### WHAT IS EXPECTED
Repeat every line below exactly, word for word.

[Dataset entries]

***

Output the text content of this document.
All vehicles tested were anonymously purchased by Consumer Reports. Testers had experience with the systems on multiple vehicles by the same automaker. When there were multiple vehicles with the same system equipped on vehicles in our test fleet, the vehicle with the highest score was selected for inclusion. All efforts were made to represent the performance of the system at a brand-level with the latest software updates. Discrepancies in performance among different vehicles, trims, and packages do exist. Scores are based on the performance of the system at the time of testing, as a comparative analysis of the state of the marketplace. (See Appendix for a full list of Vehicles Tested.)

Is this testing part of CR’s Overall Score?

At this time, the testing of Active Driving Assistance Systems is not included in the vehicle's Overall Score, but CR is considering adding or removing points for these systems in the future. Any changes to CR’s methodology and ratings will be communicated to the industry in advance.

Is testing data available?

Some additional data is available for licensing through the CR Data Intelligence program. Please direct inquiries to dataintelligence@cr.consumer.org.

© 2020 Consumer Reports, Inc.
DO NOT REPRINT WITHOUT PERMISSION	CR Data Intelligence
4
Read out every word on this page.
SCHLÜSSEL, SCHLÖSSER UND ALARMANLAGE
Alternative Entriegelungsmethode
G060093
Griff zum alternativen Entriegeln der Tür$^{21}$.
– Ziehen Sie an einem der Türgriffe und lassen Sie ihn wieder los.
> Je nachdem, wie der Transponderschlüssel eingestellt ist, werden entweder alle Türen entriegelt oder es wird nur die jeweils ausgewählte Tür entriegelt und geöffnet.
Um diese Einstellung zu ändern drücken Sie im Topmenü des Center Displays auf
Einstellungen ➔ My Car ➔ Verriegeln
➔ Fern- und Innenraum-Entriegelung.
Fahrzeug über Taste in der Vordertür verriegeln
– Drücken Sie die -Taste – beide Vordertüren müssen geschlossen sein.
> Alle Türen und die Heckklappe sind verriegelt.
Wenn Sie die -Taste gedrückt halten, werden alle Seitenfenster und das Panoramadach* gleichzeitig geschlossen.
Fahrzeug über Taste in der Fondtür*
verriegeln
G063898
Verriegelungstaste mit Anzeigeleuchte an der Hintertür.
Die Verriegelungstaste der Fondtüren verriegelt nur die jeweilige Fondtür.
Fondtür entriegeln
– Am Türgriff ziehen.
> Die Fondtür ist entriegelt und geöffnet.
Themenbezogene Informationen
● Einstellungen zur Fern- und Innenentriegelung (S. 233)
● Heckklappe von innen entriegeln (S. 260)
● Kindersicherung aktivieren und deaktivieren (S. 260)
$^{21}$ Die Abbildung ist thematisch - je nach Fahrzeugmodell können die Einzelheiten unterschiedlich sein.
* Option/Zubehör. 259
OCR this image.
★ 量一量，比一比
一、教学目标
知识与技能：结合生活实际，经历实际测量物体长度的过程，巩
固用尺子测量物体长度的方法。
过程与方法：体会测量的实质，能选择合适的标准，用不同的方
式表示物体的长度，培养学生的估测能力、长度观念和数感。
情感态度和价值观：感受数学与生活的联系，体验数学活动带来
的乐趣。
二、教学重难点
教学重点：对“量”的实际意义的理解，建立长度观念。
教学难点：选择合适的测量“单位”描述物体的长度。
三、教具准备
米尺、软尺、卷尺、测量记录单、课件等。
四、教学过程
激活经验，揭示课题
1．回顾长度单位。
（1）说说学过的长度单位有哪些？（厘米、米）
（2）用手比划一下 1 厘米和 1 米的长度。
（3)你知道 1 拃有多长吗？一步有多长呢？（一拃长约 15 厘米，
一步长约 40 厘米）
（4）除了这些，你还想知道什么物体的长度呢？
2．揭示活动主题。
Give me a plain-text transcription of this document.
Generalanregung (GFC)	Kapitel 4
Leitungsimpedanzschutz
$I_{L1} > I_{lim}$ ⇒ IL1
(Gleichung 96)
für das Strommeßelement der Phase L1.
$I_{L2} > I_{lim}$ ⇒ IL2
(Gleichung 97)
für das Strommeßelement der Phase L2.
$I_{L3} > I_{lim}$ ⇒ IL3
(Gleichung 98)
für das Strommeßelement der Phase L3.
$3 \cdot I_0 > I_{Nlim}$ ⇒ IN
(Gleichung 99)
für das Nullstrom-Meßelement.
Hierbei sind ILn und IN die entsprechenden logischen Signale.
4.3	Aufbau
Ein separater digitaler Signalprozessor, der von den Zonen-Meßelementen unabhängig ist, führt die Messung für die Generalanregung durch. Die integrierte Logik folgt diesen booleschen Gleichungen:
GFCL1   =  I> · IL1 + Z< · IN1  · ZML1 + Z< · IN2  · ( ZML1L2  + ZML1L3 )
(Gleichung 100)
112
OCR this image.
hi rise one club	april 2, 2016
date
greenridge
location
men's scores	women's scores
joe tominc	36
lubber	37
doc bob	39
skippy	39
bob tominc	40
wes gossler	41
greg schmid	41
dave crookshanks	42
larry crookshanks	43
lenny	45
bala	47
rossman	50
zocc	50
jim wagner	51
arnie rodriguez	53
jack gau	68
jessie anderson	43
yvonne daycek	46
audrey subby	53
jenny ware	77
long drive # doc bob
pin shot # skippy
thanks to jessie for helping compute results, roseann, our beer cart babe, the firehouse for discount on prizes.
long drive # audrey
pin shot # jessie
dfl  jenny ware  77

***

### ANSWER TO THE PROBLEM
Output the text content of this document.
All vehicles tested were anonymously purchased by Consumer Reports. Testers had experience with the systems on multiple vehicles by the same automaker. When there were multiple vehicles with the same system equipped on vehicles in our test fleet, the vehicle with the highest score was selected for inclusion. All efforts were made to represent the performance of the system at a brand-level with the latest software updates. Discrepancies in performance among different vehicles, trims, and packages do exist. Scores are based on the performance of the system at the time of testing, as a comparative analysis of the state of the marketplace. (See Appendix for a full list of Vehicles Tested.)

Is this testing part of CR’s Overall Score?

At this time, the testing of Active Driving Assistance Systems is not included in the vehicle's Overall Score, but CR is considering adding or removing points for these systems in the future. Any changes to CR’s methodology and ratings will be communicated to the industry in advance.

Is testing data available?

Some additional data is available for licensing through the CR Data Intelligence program. Please direct inquiries to dataintelligence@cr.consumer.org.

© 2020 Consumer Reports, Inc.
DO NOT REPRINT WITHOUT PERMISSION	CR Data Intelligence
4
Read out every word on this page.
SCHLÜSSEL, SCHLÖSSER UND ALARMANLAGE
Alternative Entriegelungsmethode
G060093
Griff zum alternativen Entriegeln der Tür$^{21}$.
– Ziehen Sie an einem der Türgriffe und lassen Sie ihn wieder los.
> Je nachdem, wie der Transponderschlüssel eingestellt ist, werden entweder alle Türen entriegelt oder es wird nur die jeweils ausgewählte Tür entriegelt und geöffnet.
Um diese Einstellung zu ändern drücken Sie im Topmenü des Center Displays auf
Einstellungen ➔ My Car ➔ Verriegeln
➔ Fern- und Innenraum-Entriegelung.
Fahrzeug über Taste in der Vordertür verriegeln
– Drücken Sie die -Taste – beide Vordertüren müssen geschlossen sein.
> Alle Türen und die Heckklappe sind verriegelt.
Wenn Sie die -Taste gedrückt halten, werden alle Seitenfenster und das Panoramadach* gleichzeitig geschlossen.
Fahrzeug über Taste in der Fondtür*
verriegeln
G063898
Verriegelungstaste mit Anzeigeleuchte an der Hintertür.
Die Verriegelungstaste der Fondtüren verriegelt nur die jeweilige Fondtür.
Fondtür entriegeln
– Am Türgriff ziehen.
> Die Fondtür ist entriegelt und geöffnet.
Themenbezogene Informationen
● Einstellungen zur Fern- und Innenentriegelung (S. 233)
● Heckklappe von innen entriegeln (S. 260)
● Kindersicherung aktivieren und deaktivieren (S. 260)
$^{21}$ Die Abbildung ist thematisch - je nach Fahrzeugmodell können die Einzelheiten unterschiedlich sein.
* Option/Zubehör. 259
OCR this image.
★ 量一量，比一比
一、教学目标
知识与技能：结合生活实际，经历实际测量物体长度的过程，巩
固用尺子测量物体长度的方法。
过程与方法：体会测量的实质，能选择合适的标准，用不同的方
式表示物体的长度，培养学生的估测能力、长度观念和数感。
情感态度和价值观：感受数学与生活的联系，体验数学活动带来
的乐趣。
二、教学重难点
教学重点：对“量”的实际意义的理解，建立长度观念。
教学难点：选择合适的测量“单位”描述物体的长度。
三、教具准备
米尺、软尺、卷尺、测量记录单、课件等。
四、教学过程
激活经验，揭示课题
1．回顾长度单位。
（1）说说学过的长度单位有哪些？（厘米、米）
（2）用手比划一下 1 厘米和 1 米的长度。
（3)你知道 1 拃有多长吗？一步有多长呢？（一拃长约 15 厘米，
一步长约 40 厘米）
（4）除了这些，你还想知道什么物体的长度呢？
2．揭示活动主题。
Give me a plain-text transcription of this document.
Generalanregung (GFC)	Kapitel 4
Leitungsimpedanzschutz
$I_{L1} > I_{lim}$ ⇒ IL1
(Gleichung 96)
für das Strommeßelement der Phase L1.
$I_{L2} > I_{lim}$ ⇒ IL2
(Gleichung 97)
für das Strommeßelement der Phase L2.
$I_{L3} > I_{lim}$ ⇒ IL3
(Gleichung 98)
für das Strommeßelement der Phase L3.
$3 \cdot I_0 > I_{Nlim}$ ⇒ IN
(Gleichung 99)
für das Nullstrom-Meßelement.
Hierbei sind ILn und IN die entsprechenden logischen Signale.
4.3	Aufbau
Ein separater digitaler Signalprozessor, der von den Zonen-Meßelementen unabhängig ist, führt die Messung für die Generalanregung durch. Die integrierte Logik folgt diesen booleschen Gleichungen:
GFCL1   =  I> · IL1 + Z< · IN1  · ZML1 + Z< · IN2  · ( ZML1L2  + ZML1L3 )
(Gleichung 100)
112
OCR this image.
hi rise one club	april 2, 2016
date
greenridge
location
men's scores	women's scores
joe tominc	36
lubber	37
doc bob	39
skippy	39
bob tominc	40
wes gossler	41
greg schmid	41
dave crookshanks	42
larry crookshanks	43
lenny	45
bala	47
rossman	50
zocc	50
jim wagner	51
arnie rodriguez	53
jack gau	68
jessie anderson	43
yvonne daycek	46
audrey subby	53
jenny ware	77
long drive # doc bob
pin shot # skippy
thanks to jessie for helping compute results, roseann, our beer cart babe, the firehouse for discount on prizes.
long drive # audrey
pin shot # jessie
dfl  jenny ware  77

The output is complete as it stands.